## EXTRAIT
= = =

L’autre hommage que je veux rendre, c’est celui à la jeunesse. Jeunesse de la 2ème guerre mondiale, et jeunesse d’aujourd’hui.
Dans la France du 21ème siècle, les jeunes sont maltraités par le gouvernement et par la droite. Suppression de 70 000 postes d’enseignants depuis 2007 avec les conséquences sur les conditions d’apprentissage, les maternelles qui risquent d’être supprimées, des classes à la limite de la surcharge, la mise en concurrence entre les universités, un temps de travail avant la retraite qui s’allonge, une entrée dans la vie active et dans la vie sociale qui se fait de plus en plus tard.
Dans cette France où les progrès technologiques vont bon train, où règne le capitalisme le plus débridé, où les services publics sont démantelés au nom de la rentabilité, les jeunes générations vivent moins bien que les générations précédentes.
De tout temps, les jeunes se sont battus pour la liberté, pour la justice, pour la paix et la dignité.

= = =

(Données d’analyse structurée de pages)

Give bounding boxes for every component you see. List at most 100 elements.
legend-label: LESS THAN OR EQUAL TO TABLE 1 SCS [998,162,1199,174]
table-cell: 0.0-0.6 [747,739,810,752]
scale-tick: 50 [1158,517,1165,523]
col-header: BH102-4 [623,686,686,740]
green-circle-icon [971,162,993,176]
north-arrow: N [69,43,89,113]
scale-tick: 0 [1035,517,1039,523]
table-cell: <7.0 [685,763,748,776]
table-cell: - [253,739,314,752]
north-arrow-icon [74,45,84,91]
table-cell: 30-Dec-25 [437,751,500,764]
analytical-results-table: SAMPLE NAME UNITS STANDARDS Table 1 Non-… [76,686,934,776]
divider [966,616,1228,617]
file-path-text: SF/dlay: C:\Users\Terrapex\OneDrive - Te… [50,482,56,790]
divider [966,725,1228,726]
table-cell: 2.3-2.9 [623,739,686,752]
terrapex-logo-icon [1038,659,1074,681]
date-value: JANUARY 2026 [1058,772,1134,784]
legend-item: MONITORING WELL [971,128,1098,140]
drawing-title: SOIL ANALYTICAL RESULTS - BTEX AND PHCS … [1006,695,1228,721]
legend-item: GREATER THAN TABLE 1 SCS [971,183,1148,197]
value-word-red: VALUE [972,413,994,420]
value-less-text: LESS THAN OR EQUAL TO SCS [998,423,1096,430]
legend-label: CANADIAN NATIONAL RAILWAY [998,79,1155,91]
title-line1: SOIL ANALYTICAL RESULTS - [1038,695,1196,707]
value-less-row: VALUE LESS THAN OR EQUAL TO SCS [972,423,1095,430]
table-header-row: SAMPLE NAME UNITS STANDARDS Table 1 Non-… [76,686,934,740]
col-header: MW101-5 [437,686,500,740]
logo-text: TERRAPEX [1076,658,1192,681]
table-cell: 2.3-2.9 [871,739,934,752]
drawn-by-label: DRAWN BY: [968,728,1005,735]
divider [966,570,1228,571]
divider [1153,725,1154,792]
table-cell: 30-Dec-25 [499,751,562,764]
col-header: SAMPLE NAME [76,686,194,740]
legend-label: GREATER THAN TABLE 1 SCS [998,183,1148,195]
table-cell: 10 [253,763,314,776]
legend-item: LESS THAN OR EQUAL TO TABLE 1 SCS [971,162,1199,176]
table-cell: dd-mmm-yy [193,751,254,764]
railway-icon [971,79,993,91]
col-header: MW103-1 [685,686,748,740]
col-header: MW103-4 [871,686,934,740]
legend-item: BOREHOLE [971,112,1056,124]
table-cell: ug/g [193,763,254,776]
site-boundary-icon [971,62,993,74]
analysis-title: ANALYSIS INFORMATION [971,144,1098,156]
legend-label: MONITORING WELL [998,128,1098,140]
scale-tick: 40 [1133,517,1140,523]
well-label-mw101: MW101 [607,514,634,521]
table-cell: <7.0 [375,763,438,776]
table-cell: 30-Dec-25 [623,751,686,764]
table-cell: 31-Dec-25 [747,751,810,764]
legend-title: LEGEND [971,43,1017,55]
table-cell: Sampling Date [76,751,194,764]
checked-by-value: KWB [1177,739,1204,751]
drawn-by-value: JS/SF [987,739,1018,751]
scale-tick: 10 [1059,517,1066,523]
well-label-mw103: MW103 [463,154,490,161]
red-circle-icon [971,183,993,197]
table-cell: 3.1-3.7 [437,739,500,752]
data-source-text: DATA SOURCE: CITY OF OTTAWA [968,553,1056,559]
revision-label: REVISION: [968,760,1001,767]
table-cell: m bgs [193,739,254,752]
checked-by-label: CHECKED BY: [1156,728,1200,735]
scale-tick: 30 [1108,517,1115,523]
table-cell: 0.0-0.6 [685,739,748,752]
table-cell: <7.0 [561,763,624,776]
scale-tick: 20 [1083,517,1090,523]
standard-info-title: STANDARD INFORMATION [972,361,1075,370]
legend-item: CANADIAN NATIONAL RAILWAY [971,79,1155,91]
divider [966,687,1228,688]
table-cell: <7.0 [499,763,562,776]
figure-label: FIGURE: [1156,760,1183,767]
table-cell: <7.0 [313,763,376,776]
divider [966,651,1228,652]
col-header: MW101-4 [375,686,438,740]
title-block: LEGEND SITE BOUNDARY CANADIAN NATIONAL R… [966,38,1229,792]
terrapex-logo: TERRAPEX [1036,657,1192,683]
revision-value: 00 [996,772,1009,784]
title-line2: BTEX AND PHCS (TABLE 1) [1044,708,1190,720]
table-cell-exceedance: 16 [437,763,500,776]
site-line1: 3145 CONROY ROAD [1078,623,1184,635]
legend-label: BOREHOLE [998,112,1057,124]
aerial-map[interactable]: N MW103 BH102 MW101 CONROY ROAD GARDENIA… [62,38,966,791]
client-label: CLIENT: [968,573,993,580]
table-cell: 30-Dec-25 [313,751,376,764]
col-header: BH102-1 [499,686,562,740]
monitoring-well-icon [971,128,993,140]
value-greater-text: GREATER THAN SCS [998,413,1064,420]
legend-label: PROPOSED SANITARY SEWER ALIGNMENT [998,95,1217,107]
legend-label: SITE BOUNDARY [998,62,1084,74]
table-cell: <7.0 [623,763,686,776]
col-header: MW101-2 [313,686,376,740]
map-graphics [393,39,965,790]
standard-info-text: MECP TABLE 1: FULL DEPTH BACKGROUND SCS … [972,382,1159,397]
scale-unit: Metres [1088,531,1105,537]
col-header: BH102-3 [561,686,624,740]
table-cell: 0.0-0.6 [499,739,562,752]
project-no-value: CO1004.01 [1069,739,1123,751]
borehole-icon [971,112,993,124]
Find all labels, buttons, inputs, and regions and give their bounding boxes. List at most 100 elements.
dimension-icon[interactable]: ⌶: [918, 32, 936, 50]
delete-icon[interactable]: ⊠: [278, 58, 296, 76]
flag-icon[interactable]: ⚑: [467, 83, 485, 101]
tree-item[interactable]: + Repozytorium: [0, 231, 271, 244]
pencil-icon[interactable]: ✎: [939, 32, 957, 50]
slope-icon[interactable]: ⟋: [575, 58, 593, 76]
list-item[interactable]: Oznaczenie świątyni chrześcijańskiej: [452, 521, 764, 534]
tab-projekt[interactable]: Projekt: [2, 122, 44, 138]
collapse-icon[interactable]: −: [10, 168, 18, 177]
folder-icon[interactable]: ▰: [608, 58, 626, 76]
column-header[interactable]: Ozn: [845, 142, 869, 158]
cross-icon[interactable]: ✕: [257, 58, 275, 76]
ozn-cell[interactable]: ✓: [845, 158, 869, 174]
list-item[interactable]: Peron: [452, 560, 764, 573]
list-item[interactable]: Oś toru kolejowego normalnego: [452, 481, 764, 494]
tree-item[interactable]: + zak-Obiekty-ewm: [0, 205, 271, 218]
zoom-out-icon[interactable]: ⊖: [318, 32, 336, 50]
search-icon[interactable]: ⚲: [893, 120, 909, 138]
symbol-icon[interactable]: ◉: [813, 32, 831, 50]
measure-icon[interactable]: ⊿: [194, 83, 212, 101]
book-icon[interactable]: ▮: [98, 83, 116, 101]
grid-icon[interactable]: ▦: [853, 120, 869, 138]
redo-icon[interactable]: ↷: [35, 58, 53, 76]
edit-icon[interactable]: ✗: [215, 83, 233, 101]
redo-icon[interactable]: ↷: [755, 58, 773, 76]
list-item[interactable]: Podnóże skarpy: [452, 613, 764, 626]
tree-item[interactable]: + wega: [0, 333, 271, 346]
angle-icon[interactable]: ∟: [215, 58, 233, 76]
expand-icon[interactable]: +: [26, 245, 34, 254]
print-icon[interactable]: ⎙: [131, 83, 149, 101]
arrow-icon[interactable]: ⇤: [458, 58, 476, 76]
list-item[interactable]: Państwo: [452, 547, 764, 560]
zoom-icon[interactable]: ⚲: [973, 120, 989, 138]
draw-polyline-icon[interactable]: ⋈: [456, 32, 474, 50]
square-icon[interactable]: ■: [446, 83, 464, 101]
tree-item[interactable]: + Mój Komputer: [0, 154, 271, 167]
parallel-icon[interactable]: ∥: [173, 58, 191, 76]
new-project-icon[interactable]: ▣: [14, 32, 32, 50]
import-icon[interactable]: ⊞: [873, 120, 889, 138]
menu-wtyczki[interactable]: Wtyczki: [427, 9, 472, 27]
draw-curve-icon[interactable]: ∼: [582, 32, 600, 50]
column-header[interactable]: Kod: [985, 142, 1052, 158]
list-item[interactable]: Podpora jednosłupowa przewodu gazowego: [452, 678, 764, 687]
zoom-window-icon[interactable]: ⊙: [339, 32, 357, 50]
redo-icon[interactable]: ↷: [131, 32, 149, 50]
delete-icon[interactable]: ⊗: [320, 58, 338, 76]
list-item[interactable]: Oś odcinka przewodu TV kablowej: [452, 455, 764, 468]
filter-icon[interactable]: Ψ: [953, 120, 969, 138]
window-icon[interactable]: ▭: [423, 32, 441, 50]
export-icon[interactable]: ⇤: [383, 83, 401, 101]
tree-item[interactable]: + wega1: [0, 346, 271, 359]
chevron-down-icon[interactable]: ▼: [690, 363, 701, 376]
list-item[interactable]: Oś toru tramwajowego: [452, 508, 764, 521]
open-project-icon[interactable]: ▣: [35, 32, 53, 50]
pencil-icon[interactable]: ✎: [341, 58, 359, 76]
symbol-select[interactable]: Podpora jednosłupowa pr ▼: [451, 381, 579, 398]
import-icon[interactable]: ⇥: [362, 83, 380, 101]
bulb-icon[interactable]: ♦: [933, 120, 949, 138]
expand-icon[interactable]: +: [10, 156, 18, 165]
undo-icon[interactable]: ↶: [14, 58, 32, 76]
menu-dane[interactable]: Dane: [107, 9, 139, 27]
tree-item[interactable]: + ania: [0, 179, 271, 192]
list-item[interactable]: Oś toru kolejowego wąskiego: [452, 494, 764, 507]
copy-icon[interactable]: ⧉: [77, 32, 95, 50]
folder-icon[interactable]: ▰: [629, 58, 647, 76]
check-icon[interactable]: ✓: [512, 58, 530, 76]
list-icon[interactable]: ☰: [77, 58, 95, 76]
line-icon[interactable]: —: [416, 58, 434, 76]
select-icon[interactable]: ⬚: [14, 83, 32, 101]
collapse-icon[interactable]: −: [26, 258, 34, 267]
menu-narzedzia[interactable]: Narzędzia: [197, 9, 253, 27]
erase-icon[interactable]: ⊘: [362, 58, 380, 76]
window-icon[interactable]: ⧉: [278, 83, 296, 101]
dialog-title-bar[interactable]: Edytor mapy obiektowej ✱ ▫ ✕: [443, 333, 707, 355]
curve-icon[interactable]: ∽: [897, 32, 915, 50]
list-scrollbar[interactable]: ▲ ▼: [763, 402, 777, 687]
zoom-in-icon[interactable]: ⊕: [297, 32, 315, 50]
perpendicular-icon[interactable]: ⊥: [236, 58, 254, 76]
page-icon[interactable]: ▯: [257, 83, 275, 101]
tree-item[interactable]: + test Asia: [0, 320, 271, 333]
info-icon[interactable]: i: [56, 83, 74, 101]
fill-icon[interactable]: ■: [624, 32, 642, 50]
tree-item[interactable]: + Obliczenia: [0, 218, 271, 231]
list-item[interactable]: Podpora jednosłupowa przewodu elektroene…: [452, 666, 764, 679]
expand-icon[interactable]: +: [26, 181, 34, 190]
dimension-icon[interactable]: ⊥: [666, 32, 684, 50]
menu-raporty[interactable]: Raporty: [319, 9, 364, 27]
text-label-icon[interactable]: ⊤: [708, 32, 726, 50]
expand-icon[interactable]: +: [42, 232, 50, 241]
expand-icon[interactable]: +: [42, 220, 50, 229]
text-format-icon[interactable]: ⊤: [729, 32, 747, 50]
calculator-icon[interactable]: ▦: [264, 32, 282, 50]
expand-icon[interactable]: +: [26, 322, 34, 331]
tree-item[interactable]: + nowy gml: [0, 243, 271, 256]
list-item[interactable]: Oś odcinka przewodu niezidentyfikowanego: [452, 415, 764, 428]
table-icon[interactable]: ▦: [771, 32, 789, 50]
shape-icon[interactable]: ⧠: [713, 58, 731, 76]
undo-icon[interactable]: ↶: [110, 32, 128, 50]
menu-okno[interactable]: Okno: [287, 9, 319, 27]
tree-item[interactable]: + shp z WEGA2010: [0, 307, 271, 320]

= = =

## CONSIGNE
Transcrivez tel quel le passage de l’extrait sur la jeunesse qui va de « Dans cette France » à « les générations précédentes. ».

## RÉPONSE
Dans cette France où les progrès technologiques vont bon train, où règne le capitalisme le plus débridé, où les services publics sont démantelés au nom de la rentabilité, les jeunes générations vivent moins bien que les générations précédentes.